━━ DATA SHOWN

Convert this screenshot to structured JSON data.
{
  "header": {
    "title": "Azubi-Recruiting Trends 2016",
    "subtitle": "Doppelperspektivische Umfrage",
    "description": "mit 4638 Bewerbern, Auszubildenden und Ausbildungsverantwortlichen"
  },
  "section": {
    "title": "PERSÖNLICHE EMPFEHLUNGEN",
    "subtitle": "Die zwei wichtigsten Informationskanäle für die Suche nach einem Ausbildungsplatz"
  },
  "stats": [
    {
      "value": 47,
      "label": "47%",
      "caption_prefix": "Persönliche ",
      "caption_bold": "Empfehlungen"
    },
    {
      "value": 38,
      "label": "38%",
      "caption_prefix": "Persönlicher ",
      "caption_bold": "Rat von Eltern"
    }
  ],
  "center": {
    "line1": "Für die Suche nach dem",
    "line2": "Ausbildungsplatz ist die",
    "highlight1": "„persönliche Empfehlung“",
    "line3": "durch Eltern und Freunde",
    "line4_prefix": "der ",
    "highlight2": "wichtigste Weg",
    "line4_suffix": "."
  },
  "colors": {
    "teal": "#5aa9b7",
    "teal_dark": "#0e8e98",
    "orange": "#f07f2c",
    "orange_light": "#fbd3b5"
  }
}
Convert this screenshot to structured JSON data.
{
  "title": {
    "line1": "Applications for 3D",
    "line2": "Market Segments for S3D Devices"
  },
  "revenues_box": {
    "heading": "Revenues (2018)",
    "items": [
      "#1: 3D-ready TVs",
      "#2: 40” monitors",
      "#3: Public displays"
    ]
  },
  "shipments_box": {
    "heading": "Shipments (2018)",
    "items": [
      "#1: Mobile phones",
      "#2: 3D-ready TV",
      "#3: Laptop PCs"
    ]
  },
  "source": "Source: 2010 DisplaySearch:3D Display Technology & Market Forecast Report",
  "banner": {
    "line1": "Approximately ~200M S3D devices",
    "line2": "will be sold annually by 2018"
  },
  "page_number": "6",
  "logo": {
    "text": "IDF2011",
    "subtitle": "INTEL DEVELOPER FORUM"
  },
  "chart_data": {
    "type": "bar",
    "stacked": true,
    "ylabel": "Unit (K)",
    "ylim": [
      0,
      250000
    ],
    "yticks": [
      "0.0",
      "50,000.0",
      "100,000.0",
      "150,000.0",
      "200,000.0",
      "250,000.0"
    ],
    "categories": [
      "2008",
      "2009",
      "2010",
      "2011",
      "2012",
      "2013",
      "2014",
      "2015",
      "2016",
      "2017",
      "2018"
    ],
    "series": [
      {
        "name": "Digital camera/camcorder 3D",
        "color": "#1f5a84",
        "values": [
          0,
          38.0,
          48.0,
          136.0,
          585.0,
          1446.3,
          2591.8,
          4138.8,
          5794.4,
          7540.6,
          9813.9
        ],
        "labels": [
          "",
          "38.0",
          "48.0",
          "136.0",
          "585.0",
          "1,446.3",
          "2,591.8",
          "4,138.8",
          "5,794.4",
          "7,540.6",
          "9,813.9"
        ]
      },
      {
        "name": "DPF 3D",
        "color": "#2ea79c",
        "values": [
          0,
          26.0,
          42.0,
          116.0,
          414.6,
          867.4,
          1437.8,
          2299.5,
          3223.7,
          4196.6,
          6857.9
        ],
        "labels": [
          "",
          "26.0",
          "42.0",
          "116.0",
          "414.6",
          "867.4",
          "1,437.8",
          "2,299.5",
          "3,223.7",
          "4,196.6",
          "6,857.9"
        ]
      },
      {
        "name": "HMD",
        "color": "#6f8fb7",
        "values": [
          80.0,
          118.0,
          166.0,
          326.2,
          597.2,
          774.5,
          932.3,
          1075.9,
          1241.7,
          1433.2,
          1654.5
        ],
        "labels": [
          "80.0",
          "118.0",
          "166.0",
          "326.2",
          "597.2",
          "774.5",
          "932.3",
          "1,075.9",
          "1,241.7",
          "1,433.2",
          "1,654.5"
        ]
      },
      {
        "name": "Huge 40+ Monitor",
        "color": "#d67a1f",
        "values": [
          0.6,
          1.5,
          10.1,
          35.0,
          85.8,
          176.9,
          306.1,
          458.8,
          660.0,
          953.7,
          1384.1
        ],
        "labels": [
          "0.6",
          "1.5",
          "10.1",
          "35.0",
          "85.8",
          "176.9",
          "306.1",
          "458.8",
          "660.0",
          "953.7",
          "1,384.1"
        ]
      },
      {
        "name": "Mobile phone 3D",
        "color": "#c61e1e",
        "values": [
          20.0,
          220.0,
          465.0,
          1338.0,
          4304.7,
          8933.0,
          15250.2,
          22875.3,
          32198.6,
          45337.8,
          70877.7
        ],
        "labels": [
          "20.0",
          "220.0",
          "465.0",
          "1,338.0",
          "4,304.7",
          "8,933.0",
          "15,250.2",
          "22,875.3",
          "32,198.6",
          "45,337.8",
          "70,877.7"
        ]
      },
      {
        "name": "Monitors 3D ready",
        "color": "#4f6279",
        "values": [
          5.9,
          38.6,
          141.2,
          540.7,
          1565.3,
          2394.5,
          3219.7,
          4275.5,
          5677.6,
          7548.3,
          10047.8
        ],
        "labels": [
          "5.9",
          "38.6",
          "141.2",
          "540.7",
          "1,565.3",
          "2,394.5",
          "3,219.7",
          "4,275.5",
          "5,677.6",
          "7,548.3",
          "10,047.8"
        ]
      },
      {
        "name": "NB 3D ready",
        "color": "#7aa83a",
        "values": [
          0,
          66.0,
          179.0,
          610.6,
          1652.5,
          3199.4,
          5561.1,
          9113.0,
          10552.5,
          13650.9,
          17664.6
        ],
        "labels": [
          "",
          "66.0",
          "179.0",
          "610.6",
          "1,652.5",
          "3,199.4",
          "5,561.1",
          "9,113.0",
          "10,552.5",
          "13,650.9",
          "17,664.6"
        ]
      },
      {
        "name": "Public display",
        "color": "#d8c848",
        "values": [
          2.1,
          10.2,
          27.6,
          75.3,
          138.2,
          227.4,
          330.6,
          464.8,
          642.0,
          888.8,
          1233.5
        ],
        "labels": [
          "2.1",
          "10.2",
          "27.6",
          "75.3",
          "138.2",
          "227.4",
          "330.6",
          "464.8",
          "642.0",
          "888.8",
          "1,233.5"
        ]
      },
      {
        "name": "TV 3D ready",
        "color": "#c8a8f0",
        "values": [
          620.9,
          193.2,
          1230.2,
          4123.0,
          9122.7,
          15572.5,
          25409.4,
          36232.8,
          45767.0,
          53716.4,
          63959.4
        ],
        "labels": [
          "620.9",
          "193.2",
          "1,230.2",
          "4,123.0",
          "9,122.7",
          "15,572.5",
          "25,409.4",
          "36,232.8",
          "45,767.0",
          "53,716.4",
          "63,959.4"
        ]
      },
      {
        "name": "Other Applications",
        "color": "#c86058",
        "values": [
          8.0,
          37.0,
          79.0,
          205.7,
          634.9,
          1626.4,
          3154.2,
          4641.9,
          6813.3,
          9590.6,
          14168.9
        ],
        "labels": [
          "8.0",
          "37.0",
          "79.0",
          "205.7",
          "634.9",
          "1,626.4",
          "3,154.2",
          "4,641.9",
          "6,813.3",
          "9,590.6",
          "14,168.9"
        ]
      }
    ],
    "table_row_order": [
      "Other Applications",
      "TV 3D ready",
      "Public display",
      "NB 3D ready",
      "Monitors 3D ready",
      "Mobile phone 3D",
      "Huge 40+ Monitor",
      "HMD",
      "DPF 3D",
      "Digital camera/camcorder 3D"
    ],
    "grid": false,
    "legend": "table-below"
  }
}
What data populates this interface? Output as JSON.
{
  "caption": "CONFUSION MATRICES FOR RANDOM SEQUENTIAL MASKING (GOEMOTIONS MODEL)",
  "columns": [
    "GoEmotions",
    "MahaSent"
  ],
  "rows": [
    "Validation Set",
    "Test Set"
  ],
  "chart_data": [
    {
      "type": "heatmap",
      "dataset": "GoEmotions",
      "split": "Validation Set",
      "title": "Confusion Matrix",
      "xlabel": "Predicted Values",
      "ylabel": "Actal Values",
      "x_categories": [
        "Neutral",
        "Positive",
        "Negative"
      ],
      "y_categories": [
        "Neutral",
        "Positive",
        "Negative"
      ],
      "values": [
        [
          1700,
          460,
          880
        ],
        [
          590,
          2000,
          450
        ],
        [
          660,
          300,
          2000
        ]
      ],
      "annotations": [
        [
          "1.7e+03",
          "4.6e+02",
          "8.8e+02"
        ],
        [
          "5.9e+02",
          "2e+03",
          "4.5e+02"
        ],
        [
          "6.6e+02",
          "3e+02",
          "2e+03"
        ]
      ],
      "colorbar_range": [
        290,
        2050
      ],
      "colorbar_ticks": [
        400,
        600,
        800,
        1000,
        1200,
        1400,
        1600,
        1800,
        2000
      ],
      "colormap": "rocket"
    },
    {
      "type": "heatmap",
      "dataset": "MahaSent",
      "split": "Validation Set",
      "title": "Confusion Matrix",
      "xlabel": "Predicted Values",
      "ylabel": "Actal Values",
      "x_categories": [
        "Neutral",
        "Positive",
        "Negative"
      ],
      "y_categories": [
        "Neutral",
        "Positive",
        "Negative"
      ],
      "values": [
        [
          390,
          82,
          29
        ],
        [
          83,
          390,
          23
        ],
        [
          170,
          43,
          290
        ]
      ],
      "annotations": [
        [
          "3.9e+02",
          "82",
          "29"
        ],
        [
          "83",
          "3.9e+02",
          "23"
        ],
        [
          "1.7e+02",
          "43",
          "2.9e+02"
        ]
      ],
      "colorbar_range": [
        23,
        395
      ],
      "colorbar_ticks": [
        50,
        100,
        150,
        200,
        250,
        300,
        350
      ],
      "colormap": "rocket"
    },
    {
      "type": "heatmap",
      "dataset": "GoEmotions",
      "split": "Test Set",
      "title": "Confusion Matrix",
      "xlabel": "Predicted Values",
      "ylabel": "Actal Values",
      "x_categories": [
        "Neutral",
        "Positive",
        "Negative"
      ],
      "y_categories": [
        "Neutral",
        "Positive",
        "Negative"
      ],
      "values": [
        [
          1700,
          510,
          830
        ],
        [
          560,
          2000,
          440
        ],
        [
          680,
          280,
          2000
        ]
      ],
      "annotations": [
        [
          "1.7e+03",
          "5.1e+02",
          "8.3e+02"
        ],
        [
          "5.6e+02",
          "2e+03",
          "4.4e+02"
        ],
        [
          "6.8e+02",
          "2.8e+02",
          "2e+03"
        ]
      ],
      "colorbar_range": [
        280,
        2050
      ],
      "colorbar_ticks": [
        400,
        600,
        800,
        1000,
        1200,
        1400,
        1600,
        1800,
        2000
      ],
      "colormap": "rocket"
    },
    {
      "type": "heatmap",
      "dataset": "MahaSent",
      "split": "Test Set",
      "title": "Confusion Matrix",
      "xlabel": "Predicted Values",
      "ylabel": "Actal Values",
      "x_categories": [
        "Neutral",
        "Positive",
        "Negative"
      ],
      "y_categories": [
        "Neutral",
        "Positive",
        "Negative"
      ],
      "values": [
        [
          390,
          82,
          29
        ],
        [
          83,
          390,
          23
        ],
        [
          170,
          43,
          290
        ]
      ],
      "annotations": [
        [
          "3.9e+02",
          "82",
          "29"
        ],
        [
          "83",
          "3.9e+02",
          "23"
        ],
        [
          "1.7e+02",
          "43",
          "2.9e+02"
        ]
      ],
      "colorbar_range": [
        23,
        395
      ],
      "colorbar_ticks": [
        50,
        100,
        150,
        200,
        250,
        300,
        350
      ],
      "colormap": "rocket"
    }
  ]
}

━━━━

## STATED EXERCISE
Go through the listing above and pull out each line containing the word "Huge".

## IN RESPONSE
        "name": "Huge 40+ Monitor",
      "Huge 40+ Monitor",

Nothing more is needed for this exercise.